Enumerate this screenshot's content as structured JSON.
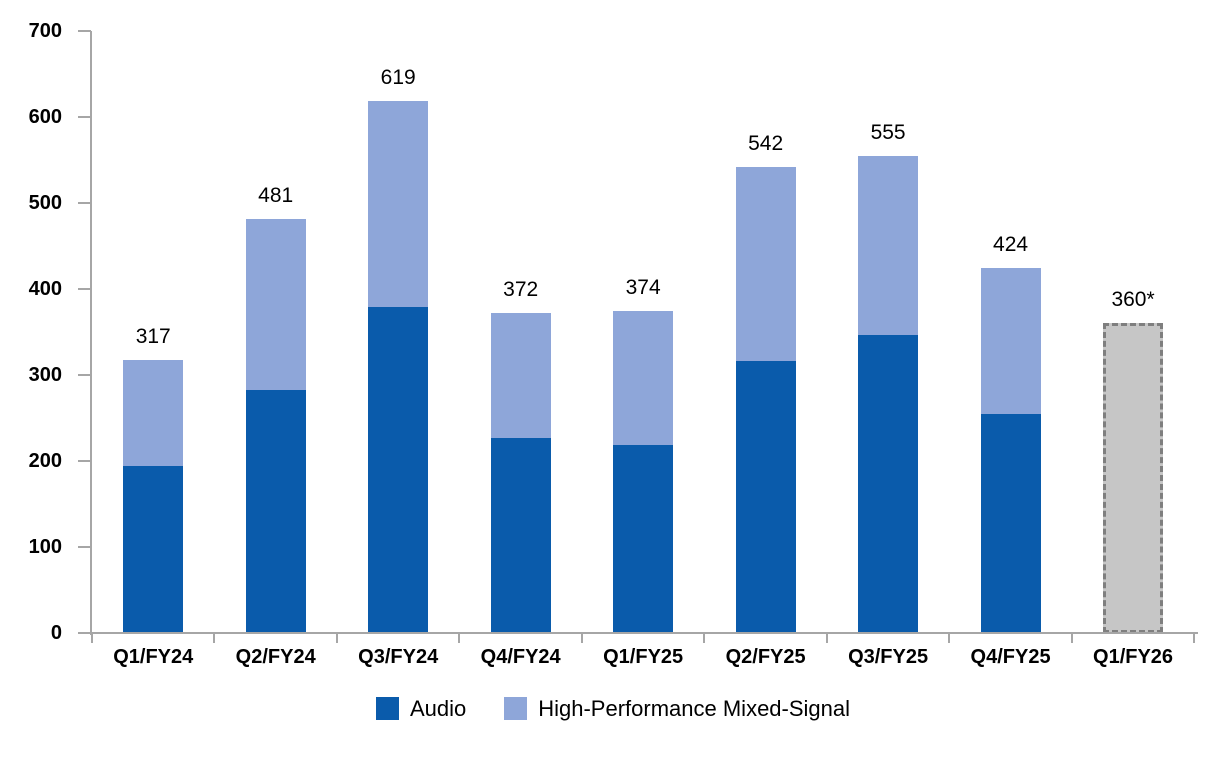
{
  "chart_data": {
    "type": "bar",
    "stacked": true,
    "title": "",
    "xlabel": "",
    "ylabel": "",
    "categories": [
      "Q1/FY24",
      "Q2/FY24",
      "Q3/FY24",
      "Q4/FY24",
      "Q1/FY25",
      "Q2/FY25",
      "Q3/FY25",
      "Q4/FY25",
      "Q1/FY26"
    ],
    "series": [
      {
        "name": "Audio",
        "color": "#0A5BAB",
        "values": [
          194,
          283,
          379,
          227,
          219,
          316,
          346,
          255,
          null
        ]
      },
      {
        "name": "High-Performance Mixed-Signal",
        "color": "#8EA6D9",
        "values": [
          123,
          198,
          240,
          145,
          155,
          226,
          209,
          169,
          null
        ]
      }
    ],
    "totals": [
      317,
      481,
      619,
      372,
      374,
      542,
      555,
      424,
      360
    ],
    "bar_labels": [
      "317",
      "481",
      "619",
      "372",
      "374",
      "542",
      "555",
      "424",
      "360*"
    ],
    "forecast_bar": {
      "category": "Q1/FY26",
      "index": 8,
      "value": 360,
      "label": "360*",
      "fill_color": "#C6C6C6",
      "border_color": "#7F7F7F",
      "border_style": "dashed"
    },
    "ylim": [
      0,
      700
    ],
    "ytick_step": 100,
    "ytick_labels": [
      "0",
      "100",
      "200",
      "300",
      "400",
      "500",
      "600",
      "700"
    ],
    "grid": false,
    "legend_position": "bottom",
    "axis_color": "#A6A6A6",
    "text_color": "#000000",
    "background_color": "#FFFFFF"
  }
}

---

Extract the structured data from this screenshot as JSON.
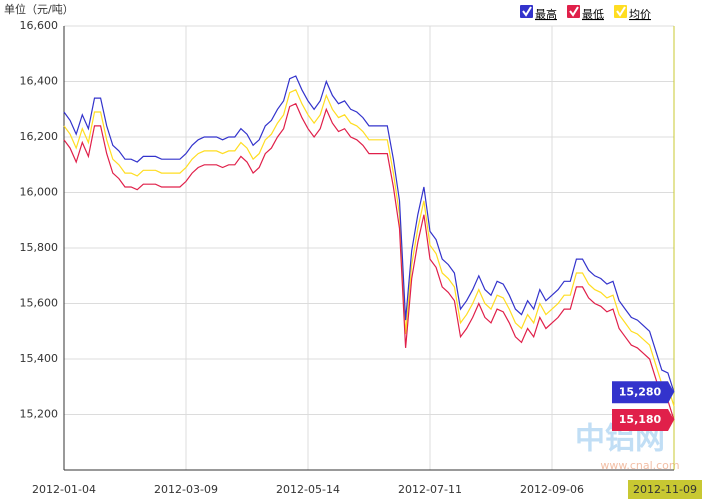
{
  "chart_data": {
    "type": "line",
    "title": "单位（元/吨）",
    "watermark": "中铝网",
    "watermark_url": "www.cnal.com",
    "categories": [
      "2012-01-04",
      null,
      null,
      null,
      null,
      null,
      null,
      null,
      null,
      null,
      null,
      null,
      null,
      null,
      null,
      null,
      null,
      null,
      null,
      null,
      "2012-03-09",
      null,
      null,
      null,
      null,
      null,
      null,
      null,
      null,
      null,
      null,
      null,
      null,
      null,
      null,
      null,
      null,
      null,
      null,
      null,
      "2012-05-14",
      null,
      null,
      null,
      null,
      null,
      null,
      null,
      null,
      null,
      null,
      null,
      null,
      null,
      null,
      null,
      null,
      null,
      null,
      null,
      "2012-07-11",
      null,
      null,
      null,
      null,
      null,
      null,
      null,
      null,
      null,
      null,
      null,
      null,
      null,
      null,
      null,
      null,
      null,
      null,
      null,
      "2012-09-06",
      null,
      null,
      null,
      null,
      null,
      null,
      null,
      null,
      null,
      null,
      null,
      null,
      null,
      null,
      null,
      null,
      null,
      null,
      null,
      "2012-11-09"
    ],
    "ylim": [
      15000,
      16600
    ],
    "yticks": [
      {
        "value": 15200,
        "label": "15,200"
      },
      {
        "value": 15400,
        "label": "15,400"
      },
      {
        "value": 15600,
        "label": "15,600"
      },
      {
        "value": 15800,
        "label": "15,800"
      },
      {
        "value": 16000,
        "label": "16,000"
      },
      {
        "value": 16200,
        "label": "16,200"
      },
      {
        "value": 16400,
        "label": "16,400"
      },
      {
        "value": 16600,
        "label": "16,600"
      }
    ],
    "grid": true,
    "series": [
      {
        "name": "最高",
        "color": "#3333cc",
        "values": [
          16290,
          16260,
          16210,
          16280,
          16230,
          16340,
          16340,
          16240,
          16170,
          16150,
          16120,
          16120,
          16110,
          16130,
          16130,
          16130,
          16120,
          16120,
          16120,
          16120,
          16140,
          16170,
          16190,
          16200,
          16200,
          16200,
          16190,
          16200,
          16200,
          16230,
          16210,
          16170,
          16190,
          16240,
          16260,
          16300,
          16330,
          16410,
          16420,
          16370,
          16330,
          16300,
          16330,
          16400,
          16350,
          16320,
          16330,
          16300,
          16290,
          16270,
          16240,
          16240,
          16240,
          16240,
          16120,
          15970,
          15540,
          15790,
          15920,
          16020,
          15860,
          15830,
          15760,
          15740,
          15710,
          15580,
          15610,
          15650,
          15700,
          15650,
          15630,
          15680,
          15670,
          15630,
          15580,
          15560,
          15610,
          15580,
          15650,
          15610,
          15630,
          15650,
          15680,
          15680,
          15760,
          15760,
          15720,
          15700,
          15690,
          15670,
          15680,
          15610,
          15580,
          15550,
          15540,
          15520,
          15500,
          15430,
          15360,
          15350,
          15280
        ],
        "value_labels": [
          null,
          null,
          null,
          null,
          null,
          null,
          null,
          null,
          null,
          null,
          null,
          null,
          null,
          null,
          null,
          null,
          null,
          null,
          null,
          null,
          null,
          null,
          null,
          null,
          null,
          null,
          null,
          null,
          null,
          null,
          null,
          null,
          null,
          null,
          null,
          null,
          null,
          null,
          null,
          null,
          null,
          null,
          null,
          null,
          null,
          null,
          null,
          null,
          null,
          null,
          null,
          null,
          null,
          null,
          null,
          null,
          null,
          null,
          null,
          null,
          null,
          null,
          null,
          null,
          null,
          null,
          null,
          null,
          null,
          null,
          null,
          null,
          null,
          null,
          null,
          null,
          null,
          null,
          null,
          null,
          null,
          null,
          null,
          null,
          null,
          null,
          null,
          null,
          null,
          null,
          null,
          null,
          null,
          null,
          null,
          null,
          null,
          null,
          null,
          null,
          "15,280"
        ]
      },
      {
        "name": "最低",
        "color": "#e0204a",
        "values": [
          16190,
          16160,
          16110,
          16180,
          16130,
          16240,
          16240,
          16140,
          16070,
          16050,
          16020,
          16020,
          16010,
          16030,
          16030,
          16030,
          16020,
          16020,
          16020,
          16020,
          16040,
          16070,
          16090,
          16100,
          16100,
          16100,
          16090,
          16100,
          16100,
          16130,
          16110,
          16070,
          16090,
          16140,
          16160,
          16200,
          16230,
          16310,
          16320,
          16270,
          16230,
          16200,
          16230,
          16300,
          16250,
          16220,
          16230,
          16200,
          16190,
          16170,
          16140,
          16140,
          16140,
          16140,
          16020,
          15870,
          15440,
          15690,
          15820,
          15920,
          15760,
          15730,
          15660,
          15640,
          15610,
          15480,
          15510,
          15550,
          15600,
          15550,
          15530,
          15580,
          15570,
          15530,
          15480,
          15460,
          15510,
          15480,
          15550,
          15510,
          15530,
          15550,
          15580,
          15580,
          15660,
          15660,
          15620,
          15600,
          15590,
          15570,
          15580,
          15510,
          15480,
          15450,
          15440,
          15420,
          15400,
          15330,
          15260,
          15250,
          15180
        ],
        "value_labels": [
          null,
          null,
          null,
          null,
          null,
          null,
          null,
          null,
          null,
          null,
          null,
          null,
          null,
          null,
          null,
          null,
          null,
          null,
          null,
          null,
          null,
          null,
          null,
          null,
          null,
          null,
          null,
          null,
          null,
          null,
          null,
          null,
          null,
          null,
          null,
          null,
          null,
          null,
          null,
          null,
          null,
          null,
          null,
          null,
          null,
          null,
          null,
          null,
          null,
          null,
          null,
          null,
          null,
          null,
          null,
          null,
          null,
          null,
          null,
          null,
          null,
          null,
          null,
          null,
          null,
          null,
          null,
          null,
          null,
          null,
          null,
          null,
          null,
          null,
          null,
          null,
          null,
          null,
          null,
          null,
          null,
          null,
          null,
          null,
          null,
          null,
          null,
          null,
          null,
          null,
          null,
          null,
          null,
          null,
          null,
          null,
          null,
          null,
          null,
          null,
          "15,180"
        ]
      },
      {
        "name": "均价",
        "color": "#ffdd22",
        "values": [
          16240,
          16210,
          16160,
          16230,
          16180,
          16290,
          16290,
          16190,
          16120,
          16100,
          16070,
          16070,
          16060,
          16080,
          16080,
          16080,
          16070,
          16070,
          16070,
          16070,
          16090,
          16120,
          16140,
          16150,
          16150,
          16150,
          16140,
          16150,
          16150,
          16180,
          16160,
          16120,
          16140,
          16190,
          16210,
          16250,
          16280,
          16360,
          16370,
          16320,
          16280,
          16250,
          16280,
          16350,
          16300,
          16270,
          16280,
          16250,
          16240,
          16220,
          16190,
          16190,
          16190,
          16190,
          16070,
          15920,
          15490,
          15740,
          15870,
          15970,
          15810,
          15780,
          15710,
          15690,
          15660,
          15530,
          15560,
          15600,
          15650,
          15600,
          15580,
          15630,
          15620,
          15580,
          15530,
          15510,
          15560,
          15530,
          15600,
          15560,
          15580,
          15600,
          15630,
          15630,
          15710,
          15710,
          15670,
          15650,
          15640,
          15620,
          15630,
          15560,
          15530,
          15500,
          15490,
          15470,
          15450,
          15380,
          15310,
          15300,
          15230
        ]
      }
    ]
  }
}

...

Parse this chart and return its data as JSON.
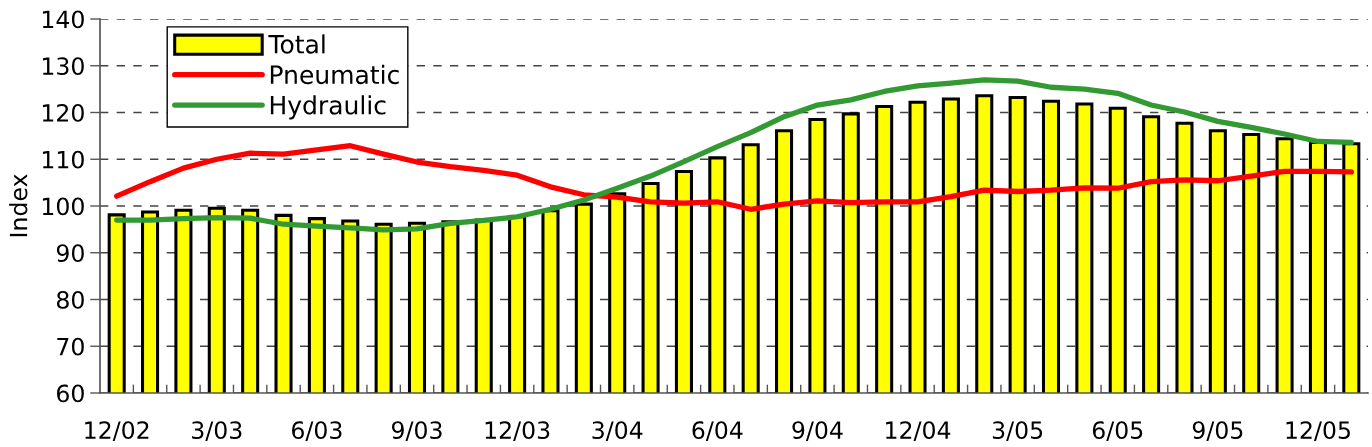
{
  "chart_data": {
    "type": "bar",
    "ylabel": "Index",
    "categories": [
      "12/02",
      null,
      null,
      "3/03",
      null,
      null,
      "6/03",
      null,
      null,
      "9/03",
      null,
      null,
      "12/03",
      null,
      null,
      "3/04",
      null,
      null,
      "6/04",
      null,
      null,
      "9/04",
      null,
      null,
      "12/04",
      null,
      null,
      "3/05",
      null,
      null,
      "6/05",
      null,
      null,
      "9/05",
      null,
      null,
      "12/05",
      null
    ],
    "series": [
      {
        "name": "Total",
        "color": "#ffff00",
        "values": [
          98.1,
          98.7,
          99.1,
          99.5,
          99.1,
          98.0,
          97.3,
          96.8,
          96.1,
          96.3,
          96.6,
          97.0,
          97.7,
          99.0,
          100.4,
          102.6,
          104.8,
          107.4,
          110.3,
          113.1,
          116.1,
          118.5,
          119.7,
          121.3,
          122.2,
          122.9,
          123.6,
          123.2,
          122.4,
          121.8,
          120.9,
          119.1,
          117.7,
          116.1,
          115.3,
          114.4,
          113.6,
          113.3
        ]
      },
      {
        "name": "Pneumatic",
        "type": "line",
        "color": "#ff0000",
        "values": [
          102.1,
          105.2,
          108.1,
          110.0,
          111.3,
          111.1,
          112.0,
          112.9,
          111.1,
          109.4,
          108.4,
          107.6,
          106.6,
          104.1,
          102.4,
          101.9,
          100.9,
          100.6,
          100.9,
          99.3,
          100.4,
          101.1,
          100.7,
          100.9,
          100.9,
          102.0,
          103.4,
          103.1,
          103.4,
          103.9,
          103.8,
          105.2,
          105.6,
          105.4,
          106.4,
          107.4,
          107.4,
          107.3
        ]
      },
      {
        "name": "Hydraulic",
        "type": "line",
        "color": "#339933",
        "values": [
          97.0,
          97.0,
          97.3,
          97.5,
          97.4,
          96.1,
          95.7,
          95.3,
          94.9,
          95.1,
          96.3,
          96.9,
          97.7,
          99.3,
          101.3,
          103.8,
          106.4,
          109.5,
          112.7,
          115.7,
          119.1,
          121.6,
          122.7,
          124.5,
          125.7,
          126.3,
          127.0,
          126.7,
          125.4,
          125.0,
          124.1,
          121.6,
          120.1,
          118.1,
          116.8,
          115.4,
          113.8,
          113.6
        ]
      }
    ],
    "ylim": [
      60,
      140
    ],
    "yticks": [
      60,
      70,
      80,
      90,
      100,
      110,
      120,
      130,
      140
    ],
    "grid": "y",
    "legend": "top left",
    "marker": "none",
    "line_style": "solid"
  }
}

◆ The problem: Look through the material above. Copy each line where the word "screenshot" appears.

◆ The output:
Enumerate this screenshot's content as structured JSON.
Extract the structured data from this screenshot as JSON.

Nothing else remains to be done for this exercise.